Your task — Recast every line of the material below as a Markdown table with two columns, Row and Line, numbering the rows in order. Skip any blank lines and leave out the pictures.

═══ Data supplied

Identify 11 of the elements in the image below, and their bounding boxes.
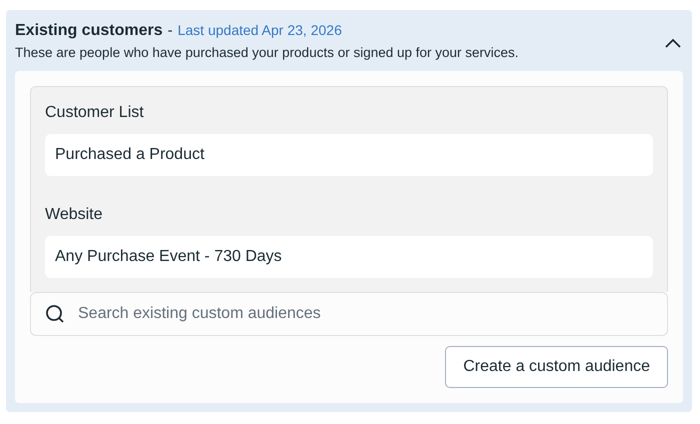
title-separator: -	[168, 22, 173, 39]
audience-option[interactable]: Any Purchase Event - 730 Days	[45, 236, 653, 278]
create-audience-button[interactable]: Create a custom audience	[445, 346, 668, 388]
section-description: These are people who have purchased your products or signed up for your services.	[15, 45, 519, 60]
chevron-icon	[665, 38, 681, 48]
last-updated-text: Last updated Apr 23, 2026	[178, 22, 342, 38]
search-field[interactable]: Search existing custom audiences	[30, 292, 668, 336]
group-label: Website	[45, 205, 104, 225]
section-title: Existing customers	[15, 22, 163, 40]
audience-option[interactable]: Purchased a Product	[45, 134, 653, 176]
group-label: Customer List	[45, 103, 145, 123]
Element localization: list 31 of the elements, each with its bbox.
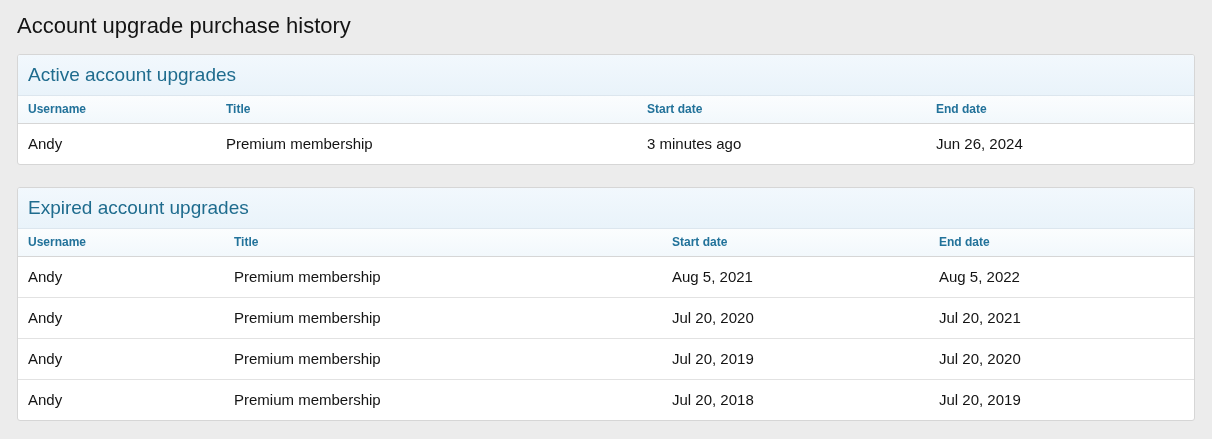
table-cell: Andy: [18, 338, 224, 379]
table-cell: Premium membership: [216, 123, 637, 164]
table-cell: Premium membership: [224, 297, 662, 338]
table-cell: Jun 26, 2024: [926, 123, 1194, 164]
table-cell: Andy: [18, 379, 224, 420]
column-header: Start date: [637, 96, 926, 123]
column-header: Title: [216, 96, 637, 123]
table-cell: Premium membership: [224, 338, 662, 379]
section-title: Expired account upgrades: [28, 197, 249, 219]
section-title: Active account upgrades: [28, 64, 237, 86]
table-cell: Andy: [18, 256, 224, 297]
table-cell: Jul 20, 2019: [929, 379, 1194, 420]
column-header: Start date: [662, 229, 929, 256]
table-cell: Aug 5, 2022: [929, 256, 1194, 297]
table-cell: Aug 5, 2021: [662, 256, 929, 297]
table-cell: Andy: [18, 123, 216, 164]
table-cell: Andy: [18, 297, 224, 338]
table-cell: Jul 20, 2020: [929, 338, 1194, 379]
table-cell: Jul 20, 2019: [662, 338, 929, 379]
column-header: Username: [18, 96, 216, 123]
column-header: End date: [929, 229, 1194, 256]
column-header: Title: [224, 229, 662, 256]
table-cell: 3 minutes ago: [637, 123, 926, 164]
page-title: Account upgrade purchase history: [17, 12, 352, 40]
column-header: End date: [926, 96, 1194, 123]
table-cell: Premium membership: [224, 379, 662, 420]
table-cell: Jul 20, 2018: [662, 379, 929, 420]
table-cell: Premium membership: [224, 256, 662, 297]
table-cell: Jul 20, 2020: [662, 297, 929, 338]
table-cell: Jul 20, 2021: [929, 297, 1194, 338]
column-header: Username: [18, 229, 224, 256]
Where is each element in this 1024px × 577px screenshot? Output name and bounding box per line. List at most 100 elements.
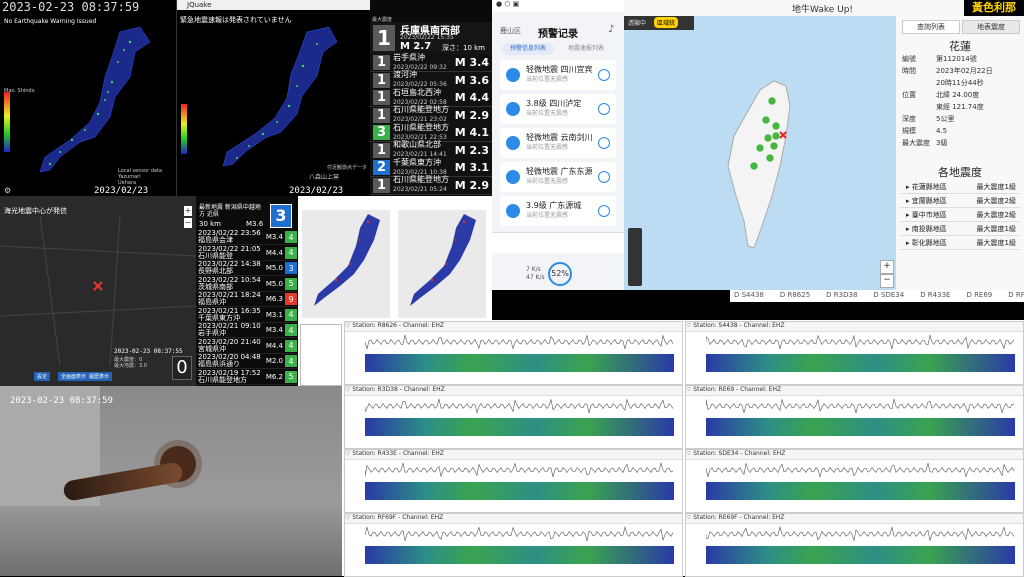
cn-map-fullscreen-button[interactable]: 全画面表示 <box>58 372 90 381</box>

══════

Finished task —
| Row | Line |
|---|---|
| 1 | Identify 11 of the elements in the image below, and their bounding boxes. |
| 2 | title-separator: -	[168, 22, 173, 39] |
| 3 | audience-option[interactable]: Any Purchase Event - 730 Days	[45, 236, 653, 278] |
| 4 | create-audience-button[interactable]: Create a custom audience	[445, 346, 668, 388] |
| 5 | section-description: These are people who have purchased your products or signed up for your services.	[15, 45, 519, 60] |
| 6 | chevron-icon	[665, 38, 681, 48] |
| 7 | last-updated-text: Last updated Apr 23, 2026	[178, 22, 342, 38] |
| 8 | search-field[interactable]: Search existing custom audiences	[30, 292, 668, 336] |
| 9 | group-label: Website	[45, 205, 104, 225] |
| 10 | section-title: Existing customers	[15, 22, 163, 40] |
| 11 | audience-option[interactable]: Purchased a Product	[45, 134, 653, 176] |
| 12 | group-label: Customer List	[45, 103, 145, 123] |
| 13 | Element localization: list 31 of the elements, each with its bbox. |
| 14 | table-cell: Andy: [18, 338, 224, 379] |
| 15 | table-cell: Premium membership: [216, 123, 637, 164] |
| 16 | table-cell: Premium membership: [224, 297, 662, 338] |
| 17 | table-cell: Jun 26, 2024: [926, 123, 1194, 164] |
| 18 | table-cell: Andy: [18, 379, 224, 420] |
| 19 | column-header: Start date: [637, 96, 926, 123] |
| 20 | column-header: Title: [216, 96, 637, 123] |
| 21 | table-cell: Premium membership: [224, 338, 662, 379] |
| 22 | section-title: Expired account upgrades: [28, 197, 249, 219] |
| 23 | section-title: Active account upgrades: [28, 64, 237, 86] |
| 24 | table-cell: Andy: [18, 256, 224, 297] |
| 25 | table-cell: Jul 20, 2019: [929, 379, 1194, 420] |
| 26 | column-header: Start date: [662, 229, 929, 256] |
| 27 | table-cell: Aug 5, 2022: [929, 256, 1194, 297] |
| 28 | table-cell: Aug 5, 2021: [662, 256, 929, 297] |
| 29 | table-cell: Andy: [18, 123, 216, 164] |
| 30 | table-cell: Andy: [18, 297, 224, 338] |
| 31 | table-cell: Jul 20, 2020: [929, 338, 1194, 379] |
| 32 | table-cell: Jul 20, 2019: [662, 338, 929, 379] |
| 33 | column-header: Username: [18, 96, 216, 123] |
| 34 | column-header: End date: [929, 229, 1194, 256] |
| 35 | column-header: Title: [224, 229, 662, 256] |
| 36 | table-cell: 3 minutes ago: [637, 123, 926, 164] |
| 37 | page-title: Account upgrade purchase history: [17, 12, 352, 40] |
| 38 | column-header: End date: [926, 96, 1194, 123] |
| 39 | table-cell: Premium membership: [224, 379, 662, 420] |
| 40 | table-cell: Jul 20, 2018: [662, 379, 929, 420] |
| 41 | table-cell: Premium membership: [224, 256, 662, 297] |
| 42 | table-cell: Jul 20, 2020: [662, 297, 929, 338] |
| 43 | table-cell: Jul 20, 2021: [929, 297, 1194, 338] |
| 44 | column-header: Username: [18, 229, 224, 256] |
| 45 | Where is each element in this 1024px × 577px screenshot? Output name and bounding box per line. List at most 100 elements. |
| 46 | cn-map-fullscreen-button[interactable]: 全画面表示 <box>58 372 90 381</box> |